##### Source data
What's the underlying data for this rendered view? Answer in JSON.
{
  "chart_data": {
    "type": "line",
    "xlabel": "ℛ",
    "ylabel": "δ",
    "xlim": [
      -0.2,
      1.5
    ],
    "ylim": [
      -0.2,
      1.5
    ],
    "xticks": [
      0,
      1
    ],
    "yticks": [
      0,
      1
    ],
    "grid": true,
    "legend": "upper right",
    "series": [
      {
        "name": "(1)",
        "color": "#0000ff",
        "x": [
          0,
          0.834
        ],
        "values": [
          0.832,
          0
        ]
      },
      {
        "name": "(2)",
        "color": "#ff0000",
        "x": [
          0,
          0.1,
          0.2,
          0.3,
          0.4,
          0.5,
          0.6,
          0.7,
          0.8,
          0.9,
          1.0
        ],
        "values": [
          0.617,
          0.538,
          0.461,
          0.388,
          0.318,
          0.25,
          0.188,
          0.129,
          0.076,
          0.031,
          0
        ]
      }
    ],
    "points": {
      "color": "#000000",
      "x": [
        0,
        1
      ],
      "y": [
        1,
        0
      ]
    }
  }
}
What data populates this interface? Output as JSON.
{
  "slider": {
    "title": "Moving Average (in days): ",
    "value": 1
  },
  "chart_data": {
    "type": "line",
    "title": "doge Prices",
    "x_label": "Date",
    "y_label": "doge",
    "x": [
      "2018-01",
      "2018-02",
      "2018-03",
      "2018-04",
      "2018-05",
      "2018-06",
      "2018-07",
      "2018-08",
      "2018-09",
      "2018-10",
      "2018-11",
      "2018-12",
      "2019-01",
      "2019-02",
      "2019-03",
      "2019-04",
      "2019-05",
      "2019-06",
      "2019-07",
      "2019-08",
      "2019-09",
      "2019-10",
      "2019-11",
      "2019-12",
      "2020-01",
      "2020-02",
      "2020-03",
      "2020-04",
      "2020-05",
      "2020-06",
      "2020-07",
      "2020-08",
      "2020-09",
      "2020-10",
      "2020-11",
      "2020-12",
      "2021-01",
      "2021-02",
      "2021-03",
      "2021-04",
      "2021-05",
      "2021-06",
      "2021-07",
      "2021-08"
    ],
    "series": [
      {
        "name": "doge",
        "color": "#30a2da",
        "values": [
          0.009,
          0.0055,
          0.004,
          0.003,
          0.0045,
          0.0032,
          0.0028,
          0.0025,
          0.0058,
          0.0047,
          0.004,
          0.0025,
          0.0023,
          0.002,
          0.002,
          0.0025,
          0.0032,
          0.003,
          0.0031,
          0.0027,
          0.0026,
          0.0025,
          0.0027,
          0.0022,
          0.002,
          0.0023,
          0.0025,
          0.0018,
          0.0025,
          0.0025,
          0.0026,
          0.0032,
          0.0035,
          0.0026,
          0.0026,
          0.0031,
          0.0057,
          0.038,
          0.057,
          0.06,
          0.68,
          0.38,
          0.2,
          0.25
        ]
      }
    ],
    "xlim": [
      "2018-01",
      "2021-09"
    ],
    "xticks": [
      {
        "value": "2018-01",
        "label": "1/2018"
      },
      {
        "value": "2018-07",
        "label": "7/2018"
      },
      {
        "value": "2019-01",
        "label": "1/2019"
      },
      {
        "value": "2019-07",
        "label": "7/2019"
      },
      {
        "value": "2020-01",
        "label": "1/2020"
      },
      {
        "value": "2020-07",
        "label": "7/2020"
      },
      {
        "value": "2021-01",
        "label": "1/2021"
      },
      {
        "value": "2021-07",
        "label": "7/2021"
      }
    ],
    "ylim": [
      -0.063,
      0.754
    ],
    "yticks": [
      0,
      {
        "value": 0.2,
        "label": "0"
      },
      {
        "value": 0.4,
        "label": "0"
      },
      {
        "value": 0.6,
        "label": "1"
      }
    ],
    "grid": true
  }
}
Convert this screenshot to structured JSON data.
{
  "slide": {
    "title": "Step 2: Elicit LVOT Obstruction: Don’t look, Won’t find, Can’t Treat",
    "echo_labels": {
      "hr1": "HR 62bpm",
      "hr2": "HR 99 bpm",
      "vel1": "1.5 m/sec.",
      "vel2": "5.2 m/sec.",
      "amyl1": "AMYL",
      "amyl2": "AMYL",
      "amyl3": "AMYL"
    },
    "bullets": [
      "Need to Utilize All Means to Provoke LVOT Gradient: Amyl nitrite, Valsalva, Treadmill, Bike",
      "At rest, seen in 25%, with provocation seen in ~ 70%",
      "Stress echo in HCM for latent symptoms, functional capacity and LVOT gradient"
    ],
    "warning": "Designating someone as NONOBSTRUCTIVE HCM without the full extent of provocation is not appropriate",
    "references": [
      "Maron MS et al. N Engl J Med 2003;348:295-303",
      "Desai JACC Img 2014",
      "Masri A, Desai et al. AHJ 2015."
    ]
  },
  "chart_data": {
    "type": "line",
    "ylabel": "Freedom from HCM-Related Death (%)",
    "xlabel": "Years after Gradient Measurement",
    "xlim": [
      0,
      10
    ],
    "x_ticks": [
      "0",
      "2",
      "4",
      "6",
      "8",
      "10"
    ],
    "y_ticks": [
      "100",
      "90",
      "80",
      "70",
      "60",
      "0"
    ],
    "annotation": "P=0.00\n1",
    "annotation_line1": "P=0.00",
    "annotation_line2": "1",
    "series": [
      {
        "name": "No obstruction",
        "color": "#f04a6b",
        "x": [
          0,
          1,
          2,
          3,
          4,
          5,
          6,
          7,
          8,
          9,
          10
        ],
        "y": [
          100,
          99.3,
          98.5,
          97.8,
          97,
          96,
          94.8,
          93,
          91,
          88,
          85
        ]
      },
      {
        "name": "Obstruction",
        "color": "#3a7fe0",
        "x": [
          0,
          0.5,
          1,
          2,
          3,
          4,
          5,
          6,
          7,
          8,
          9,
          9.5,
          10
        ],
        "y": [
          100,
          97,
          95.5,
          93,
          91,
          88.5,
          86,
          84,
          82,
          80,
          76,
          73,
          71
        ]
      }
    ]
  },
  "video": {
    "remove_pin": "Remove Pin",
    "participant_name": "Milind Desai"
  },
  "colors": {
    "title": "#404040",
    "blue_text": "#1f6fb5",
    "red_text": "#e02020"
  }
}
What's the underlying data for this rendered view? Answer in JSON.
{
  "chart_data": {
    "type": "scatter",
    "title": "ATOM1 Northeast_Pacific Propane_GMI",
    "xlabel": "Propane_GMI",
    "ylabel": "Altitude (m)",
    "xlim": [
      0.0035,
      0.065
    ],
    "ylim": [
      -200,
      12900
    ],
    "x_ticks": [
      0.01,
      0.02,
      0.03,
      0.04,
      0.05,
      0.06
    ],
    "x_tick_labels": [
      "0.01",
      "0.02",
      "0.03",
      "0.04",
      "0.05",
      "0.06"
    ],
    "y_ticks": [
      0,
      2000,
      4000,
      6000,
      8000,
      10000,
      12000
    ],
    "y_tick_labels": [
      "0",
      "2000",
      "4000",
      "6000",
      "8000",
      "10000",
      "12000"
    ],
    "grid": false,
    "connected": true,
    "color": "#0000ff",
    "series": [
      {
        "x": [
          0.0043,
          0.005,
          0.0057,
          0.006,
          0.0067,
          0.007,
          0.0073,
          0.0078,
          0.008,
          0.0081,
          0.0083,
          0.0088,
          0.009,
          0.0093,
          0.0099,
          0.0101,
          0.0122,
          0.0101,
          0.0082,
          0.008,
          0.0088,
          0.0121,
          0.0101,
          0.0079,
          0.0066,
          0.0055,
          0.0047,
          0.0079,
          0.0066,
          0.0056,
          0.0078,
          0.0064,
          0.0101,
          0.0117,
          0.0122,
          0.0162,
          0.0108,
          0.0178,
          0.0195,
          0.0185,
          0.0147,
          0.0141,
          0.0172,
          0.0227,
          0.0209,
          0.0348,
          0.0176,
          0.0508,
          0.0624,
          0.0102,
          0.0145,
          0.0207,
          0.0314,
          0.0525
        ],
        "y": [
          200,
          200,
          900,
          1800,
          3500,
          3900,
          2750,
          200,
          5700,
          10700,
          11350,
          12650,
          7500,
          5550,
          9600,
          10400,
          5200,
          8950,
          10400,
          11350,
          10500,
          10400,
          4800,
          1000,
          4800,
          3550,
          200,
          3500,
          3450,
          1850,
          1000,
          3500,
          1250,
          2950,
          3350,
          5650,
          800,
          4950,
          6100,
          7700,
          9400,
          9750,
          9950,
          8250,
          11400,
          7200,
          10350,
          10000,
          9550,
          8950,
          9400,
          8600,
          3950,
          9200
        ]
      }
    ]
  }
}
##########
_Challenge_
Filter the listing above for the string "Desai" and copy every matching line.

_Task response_
      "Desai JACC Img 2014",
      "Masri A, Desai et al. AHJ 2015."
    "participant_name": "Milind Desai"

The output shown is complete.